→ **INPUT ROWS**:
------------------------------------------------

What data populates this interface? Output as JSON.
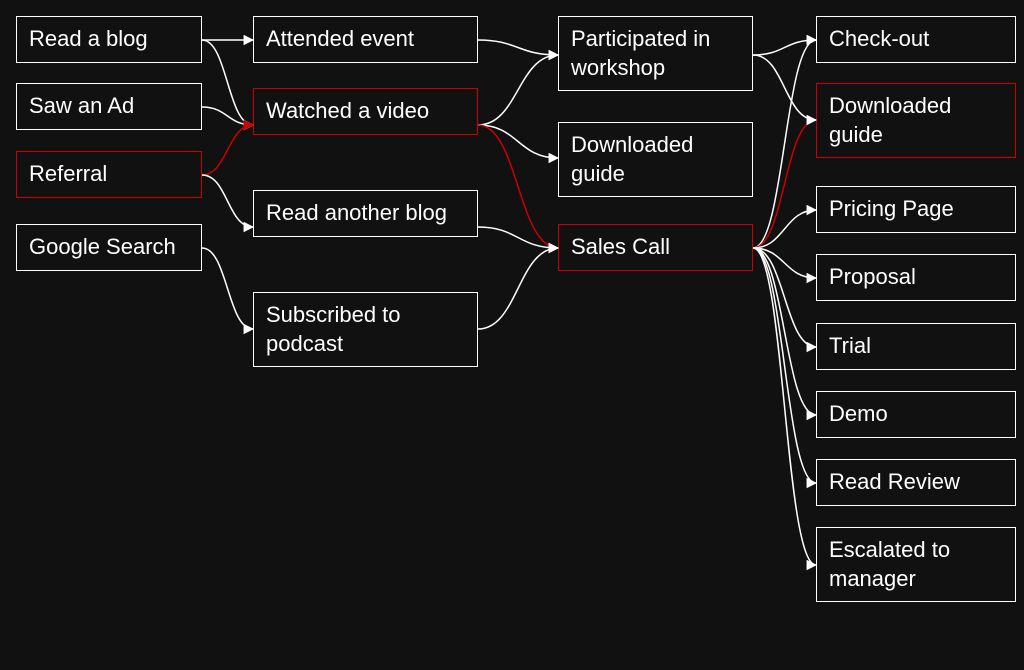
{
  "colors": {
    "bg": "#111111",
    "node_border": "#ffffff",
    "highlight": "#cc0000",
    "arrow": "#ffffff",
    "arrow_highlight": "#cc0000"
  },
  "columns": {
    "c1": [
      {
        "id": "read-blog",
        "label": "Read a blog",
        "highlight": false
      },
      {
        "id": "saw-ad",
        "label": "Saw an Ad",
        "highlight": false
      },
      {
        "id": "referral",
        "label": "Referral",
        "highlight": true
      },
      {
        "id": "google-search",
        "label": "Google Search",
        "highlight": false
      }
    ],
    "c2": [
      {
        "id": "attended-event",
        "label": "Attended event",
        "highlight": false
      },
      {
        "id": "watched-video",
        "label": "Watched a video",
        "highlight": true
      },
      {
        "id": "read-another",
        "label": "Read another blog",
        "highlight": false
      },
      {
        "id": "subscribed",
        "label": "Subscribed to podcast",
        "highlight": false
      }
    ],
    "c3": [
      {
        "id": "workshop",
        "label": "Participated in workshop",
        "highlight": false
      },
      {
        "id": "downloaded-guide",
        "label": "Downloaded guide",
        "highlight": false
      },
      {
        "id": "sales-call",
        "label": "Sales Call",
        "highlight": true
      }
    ],
    "c4": [
      {
        "id": "check-out",
        "label": "Check-out",
        "highlight": false
      },
      {
        "id": "downloaded-guide2",
        "label": "Downloaded guide",
        "highlight": true
      },
      {
        "id": "pricing-page",
        "label": "Pricing Page",
        "highlight": false
      },
      {
        "id": "proposal",
        "label": "Proposal",
        "highlight": false
      },
      {
        "id": "trial",
        "label": "Trial",
        "highlight": false
      },
      {
        "id": "demo",
        "label": "Demo",
        "highlight": false
      },
      {
        "id": "read-review",
        "label": "Read Review",
        "highlight": false
      },
      {
        "id": "escalated",
        "label": "Escalated to manager",
        "highlight": false
      }
    ]
  },
  "edges": [
    {
      "from": "read-blog",
      "to": "attended-event",
      "highlight": false
    },
    {
      "from": "read-blog",
      "to": "watched-video",
      "highlight": false
    },
    {
      "from": "saw-ad",
      "to": "watched-video",
      "highlight": false
    },
    {
      "from": "referral",
      "to": "watched-video",
      "highlight": true
    },
    {
      "from": "referral",
      "to": "read-another",
      "highlight": false
    },
    {
      "from": "google-search",
      "to": "subscribed",
      "highlight": false
    },
    {
      "from": "attended-event",
      "to": "workshop",
      "highlight": false
    },
    {
      "from": "watched-video",
      "to": "workshop",
      "highlight": false
    },
    {
      "from": "watched-video",
      "to": "downloaded-guide",
      "highlight": false
    },
    {
      "from": "watched-video",
      "to": "sales-call",
      "highlight": true
    },
    {
      "from": "read-another",
      "to": "sales-call",
      "highlight": false
    },
    {
      "from": "subscribed",
      "to": "sales-call",
      "highlight": false
    },
    {
      "from": "sales-call",
      "to": "check-out",
      "highlight": false
    },
    {
      "from": "sales-call",
      "to": "downloaded-guide2",
      "highlight": true
    },
    {
      "from": "sales-call",
      "to": "pricing-page",
      "highlight": false
    },
    {
      "from": "sales-call",
      "to": "proposal",
      "highlight": false
    },
    {
      "from": "sales-call",
      "to": "trial",
      "highlight": false
    },
    {
      "from": "sales-call",
      "to": "demo",
      "highlight": false
    },
    {
      "from": "sales-call",
      "to": "read-review",
      "highlight": false
    },
    {
      "from": "sales-call",
      "to": "escalated",
      "highlight": false
    },
    {
      "from": "workshop",
      "to": "check-out",
      "highlight": false
    },
    {
      "from": "workshop",
      "to": "downloaded-guide2",
      "highlight": false
    }
  ]
}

------------------------------------------------

→ **AIM**:
Return each line among the entries that holds the word "blog".

→ **COMPLETE ANSWER**:
        "id": "read-blog",
        "label": "Read a blog",
        "label": "Read another blog",
      "from": "read-blog",
      "from": "read-blog",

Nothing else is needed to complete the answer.